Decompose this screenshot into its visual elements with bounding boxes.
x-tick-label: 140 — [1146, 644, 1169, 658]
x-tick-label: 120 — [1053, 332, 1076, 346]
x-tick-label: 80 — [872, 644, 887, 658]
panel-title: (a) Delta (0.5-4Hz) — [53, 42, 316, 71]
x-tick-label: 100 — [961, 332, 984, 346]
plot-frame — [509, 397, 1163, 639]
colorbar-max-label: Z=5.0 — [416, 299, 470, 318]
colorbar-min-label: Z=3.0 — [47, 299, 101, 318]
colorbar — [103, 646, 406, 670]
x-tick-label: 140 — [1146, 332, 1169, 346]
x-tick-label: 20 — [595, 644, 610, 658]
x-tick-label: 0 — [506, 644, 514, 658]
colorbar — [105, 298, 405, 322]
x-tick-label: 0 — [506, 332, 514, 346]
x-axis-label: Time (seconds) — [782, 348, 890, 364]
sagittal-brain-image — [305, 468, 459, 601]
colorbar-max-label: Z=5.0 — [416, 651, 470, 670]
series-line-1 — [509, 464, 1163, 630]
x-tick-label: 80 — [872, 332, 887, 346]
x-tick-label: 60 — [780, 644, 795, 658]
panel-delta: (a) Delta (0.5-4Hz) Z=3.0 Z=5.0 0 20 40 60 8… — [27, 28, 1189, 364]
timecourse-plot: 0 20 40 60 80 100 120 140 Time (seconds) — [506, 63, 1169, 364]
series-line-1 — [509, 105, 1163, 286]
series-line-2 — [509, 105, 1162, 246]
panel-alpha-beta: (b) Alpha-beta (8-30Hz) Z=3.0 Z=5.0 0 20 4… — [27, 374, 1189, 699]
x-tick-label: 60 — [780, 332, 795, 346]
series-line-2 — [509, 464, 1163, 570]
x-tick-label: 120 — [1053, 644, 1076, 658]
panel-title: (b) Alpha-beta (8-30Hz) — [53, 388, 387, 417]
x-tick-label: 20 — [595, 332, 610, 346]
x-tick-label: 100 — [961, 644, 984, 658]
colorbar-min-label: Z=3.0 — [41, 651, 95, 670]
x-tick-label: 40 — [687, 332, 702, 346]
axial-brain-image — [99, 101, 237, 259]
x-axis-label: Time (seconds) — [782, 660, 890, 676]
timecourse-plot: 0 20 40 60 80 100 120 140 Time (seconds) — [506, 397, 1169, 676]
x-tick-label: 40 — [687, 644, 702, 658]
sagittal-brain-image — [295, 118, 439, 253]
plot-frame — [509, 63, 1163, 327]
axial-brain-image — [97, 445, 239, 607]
________
Work instructions:
Can you return the records word for word, starting at their very first line and going on through the line with "x-tick-label: 20 — [595, 332, 610, 346]", both ends included?

Solution to this problem:
Decompose this screenshot into its visual elements with bounding boxes.
x-tick-label: 140 — [1146, 644, 1169, 658]
x-tick-label: 120 — [1053, 332, 1076, 346]
x-tick-label: 80 — [872, 644, 887, 658]
panel-title: (a) Delta (0.5-4Hz) — [53, 42, 316, 71]
x-tick-label: 100 — [961, 332, 984, 346]
plot-frame — [509, 397, 1163, 639]
colorbar-max-label: Z=5.0 — [416, 299, 470, 318]
colorbar-min-label: Z=3.0 — [47, 299, 101, 318]
colorbar — [103, 646, 406, 670]
x-tick-label: 140 — [1146, 332, 1169, 346]
x-tick-label: 20 — [595, 644, 610, 658]
x-tick-label: 0 — [506, 644, 514, 658]
colorbar — [105, 298, 405, 322]
x-tick-label: 0 — [506, 332, 514, 346]
x-axis-label: Time (seconds) — [782, 348, 890, 364]
sagittal-brain-image — [305, 468, 459, 601]
colorbar-max-label: Z=5.0 — [416, 651, 470, 670]
series-line-1 — [509, 464, 1163, 630]
x-tick-label: 80 — [872, 332, 887, 346]
x-tick-label: 60 — [780, 644, 795, 658]
panel-delta: (a) Delta (0.5-4Hz) Z=3.0 Z=5.0 0 20 40 60 8… — [27, 28, 1189, 364]
timecourse-plot: 0 20 40 60 80 100 120 140 Time (seconds) — [506, 63, 1169, 364]
series-line-1 — [509, 105, 1163, 286]
series-line-2 — [509, 105, 1162, 246]
panel-alpha-beta: (b) Alpha-beta (8-30Hz) Z=3.0 Z=5.0 0 20 4… — [27, 374, 1189, 699]
x-tick-label: 60 — [780, 332, 795, 346]
series-line-2 — [509, 464, 1163, 570]
x-tick-label: 120 — [1053, 644, 1076, 658]
panel-title: (b) Alpha-beta (8-30Hz) — [53, 388, 387, 417]
x-tick-label: 20 — [595, 332, 610, 346]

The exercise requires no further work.